[Some records]
-*-*-

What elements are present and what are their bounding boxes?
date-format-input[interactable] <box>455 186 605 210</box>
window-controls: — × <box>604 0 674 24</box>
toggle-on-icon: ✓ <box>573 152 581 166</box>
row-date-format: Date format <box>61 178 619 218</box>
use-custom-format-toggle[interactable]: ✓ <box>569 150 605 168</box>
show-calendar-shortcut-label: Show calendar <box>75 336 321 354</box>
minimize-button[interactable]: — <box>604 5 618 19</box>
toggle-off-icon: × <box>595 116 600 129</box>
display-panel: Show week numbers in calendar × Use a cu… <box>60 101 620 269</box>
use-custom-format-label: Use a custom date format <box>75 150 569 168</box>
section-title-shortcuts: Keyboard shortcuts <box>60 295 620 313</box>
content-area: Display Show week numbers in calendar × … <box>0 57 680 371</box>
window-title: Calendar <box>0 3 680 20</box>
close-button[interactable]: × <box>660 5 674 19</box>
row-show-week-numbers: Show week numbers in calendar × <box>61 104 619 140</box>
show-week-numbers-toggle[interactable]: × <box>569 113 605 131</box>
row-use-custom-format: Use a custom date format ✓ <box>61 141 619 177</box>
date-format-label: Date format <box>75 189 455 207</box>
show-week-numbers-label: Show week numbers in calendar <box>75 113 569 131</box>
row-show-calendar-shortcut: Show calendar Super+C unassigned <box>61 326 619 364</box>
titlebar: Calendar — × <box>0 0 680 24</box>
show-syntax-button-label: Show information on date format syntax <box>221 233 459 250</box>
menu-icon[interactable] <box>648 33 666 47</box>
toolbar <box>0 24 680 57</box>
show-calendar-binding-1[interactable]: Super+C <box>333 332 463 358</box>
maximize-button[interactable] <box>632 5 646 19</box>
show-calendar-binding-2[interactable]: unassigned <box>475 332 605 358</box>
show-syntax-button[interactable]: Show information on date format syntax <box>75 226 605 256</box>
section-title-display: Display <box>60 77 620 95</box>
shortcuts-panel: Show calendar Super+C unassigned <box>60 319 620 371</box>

-*-*-

■ WHAT IS NEEDED
Reproduce all of these lines, swapping "Super+C" for "Ctrl+Alt+C" at every occurrence and leaving everything else untouched.

■ ANSWER FOR THIS EXERCISE
What elements are present and what are their bounding boxes?
date-format-input[interactable] <box>455 186 605 210</box>
window-controls: — × <box>604 0 674 24</box>
toggle-on-icon: ✓ <box>573 152 581 166</box>
row-date-format: Date format <box>61 178 619 218</box>
use-custom-format-toggle[interactable]: ✓ <box>569 150 605 168</box>
show-calendar-shortcut-label: Show calendar <box>75 336 321 354</box>
minimize-button[interactable]: — <box>604 5 618 19</box>
toggle-off-icon: × <box>595 116 600 129</box>
display-panel: Show week numbers in calendar × Use a cu… <box>60 101 620 269</box>
use-custom-format-label: Use a custom date format <box>75 150 569 168</box>
section-title-shortcuts: Keyboard shortcuts <box>60 295 620 313</box>
content-area: Display Show week numbers in calendar × … <box>0 57 680 371</box>
window-title: Calendar <box>0 3 680 20</box>
close-button[interactable]: × <box>660 5 674 19</box>
row-show-week-numbers: Show week numbers in calendar × <box>61 104 619 140</box>
show-week-numbers-toggle[interactable]: × <box>569 113 605 131</box>
row-use-custom-format: Use a custom date format ✓ <box>61 141 619 177</box>
date-format-label: Date format <box>75 189 455 207</box>
show-week-numbers-label: Show week numbers in calendar <box>75 113 569 131</box>
row-show-calendar-shortcut: Show calendar Ctrl+Alt+C unassigned <box>61 326 619 364</box>
titlebar: Calendar — × <box>0 0 680 24</box>
show-syntax-button-label: Show information on date format syntax <box>221 233 459 250</box>
menu-icon[interactable] <box>648 33 666 47</box>
toolbar <box>0 24 680 57</box>
show-calendar-binding-1[interactable]: Ctrl+Alt+C <box>333 332 463 358</box>
maximize-button[interactable] <box>632 5 646 19</box>
show-calendar-binding-2[interactable]: unassigned <box>475 332 605 358</box>
show-syntax-button[interactable]: Show information on date format syntax <box>75 226 605 256</box>
section-title-display: Display <box>60 77 620 95</box>
shortcuts-panel: Show calendar Ctrl+Alt+C unassigned <box>60 319 620 371</box>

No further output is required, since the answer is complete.